- GOAL
Extract the stretch of data from its start through the line containing "4, 653, 21]", copying each line without change.
## START DATASET RECORDS
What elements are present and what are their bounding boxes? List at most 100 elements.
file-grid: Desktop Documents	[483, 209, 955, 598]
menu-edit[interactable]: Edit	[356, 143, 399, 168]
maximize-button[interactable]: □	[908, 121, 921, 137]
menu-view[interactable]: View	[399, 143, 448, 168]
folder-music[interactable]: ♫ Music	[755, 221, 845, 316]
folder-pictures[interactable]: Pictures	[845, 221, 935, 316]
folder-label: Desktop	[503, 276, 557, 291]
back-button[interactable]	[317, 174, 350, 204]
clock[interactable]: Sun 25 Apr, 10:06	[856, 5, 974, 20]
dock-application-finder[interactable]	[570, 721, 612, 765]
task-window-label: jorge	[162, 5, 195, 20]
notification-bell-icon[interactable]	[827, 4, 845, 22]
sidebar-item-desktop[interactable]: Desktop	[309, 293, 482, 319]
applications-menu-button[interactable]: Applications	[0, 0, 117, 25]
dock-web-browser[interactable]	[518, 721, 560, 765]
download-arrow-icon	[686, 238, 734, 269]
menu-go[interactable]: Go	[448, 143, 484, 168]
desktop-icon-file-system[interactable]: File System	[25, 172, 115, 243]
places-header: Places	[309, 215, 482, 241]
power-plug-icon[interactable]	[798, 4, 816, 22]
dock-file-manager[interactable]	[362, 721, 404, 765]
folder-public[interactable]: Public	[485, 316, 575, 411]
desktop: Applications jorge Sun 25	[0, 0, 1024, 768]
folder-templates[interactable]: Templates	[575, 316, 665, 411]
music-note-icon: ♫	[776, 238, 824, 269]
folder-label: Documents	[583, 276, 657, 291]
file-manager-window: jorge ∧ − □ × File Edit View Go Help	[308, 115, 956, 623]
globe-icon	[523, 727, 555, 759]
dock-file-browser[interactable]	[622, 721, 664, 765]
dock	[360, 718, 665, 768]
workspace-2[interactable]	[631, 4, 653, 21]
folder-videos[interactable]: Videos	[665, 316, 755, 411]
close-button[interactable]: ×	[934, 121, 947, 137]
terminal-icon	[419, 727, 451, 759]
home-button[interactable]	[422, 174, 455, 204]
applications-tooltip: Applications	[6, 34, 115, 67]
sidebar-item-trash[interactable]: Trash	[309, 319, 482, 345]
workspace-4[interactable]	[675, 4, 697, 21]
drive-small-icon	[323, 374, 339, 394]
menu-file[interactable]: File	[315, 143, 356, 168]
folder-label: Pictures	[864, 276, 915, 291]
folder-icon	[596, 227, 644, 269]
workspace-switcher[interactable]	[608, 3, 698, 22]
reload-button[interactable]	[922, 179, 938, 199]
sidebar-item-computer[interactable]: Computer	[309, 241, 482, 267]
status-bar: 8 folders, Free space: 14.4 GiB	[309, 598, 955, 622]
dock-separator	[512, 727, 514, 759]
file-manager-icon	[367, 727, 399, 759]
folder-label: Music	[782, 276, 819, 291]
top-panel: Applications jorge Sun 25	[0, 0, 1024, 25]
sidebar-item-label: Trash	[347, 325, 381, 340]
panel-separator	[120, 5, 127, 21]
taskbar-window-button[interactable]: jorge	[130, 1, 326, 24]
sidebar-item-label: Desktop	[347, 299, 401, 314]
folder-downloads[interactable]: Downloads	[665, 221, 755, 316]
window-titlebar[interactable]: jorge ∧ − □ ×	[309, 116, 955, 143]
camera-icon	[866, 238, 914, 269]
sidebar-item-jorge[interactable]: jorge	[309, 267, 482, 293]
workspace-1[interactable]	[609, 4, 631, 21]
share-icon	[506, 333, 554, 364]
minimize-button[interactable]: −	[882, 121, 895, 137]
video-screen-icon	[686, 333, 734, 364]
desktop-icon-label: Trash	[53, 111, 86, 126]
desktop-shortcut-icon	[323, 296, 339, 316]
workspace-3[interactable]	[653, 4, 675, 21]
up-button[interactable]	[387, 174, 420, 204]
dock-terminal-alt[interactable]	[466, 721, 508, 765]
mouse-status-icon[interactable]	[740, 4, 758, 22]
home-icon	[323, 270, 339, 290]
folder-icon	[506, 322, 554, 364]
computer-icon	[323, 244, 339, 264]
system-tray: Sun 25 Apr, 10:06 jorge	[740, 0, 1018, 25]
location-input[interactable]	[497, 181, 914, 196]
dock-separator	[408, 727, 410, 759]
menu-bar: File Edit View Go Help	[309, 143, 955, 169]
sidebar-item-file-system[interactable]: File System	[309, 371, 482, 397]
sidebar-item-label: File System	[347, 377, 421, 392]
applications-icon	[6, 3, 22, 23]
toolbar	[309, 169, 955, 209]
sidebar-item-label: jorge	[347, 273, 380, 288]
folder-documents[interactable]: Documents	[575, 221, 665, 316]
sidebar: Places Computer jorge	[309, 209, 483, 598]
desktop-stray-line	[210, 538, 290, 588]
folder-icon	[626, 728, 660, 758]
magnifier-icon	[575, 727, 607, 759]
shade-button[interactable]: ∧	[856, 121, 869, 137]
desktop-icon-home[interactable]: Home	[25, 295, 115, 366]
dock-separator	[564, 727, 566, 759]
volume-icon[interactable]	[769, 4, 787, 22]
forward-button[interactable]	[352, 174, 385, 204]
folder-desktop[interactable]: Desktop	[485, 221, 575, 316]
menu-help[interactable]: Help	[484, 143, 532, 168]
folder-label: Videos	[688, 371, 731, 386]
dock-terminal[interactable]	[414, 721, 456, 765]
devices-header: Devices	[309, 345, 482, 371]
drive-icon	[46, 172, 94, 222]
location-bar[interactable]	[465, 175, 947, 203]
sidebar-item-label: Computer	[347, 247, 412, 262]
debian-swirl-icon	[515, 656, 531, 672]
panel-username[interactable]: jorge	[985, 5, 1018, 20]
## END DATASET RECORDS
- OUTPUT OF THE TASK
What elements are present and what are their bounding boxes? List at most 100 elements.
file-grid: Desktop Documents	[483, 209, 955, 598]
menu-edit[interactable]: Edit	[356, 143, 399, 168]
maximize-button[interactable]: □	[908, 121, 921, 137]
menu-view[interactable]: View	[399, 143, 448, 168]
folder-music[interactable]: ♫ Music	[755, 221, 845, 316]
folder-pictures[interactable]: Pictures	[845, 221, 935, 316]
folder-label: Desktop	[503, 276, 557, 291]
back-button[interactable]	[317, 174, 350, 204]
clock[interactable]: Sun 25 Apr, 10:06	[856, 5, 974, 20]
dock-application-finder[interactable]	[570, 721, 612, 765]
task-window-label: jorge	[162, 5, 195, 20]
notification-bell-icon[interactable]	[827, 4, 845, 22]
sidebar-item-desktop[interactable]: Desktop	[309, 293, 482, 319]
applications-menu-button[interactable]: Applications	[0, 0, 117, 25]
dock-web-browser[interactable]	[518, 721, 560, 765]
download-arrow-icon	[686, 238, 734, 269]
menu-go[interactable]: Go	[448, 143, 484, 168]
desktop-icon-file-system[interactable]: File System	[25, 172, 115, 243]
places-header: Places	[309, 215, 482, 241]
power-plug-icon[interactable]	[798, 4, 816, 22]
dock-file-manager[interactable]	[362, 721, 404, 765]
folder-public[interactable]: Public	[485, 316, 575, 411]
desktop: Applications jorge Sun 25	[0, 0, 1024, 768]
folder-templates[interactable]: Templates	[575, 316, 665, 411]
music-note-icon: ♫	[776, 238, 824, 269]
folder-label: Documents	[583, 276, 657, 291]
file-manager-window: jorge ∧ − □ × File Edit View Go Help	[308, 115, 956, 623]
globe-icon	[523, 727, 555, 759]
dock-file-browser[interactable]	[622, 721, 664, 765]
dock	[360, 718, 665, 768]
workspace-2[interactable]	[631, 4, 653, 21]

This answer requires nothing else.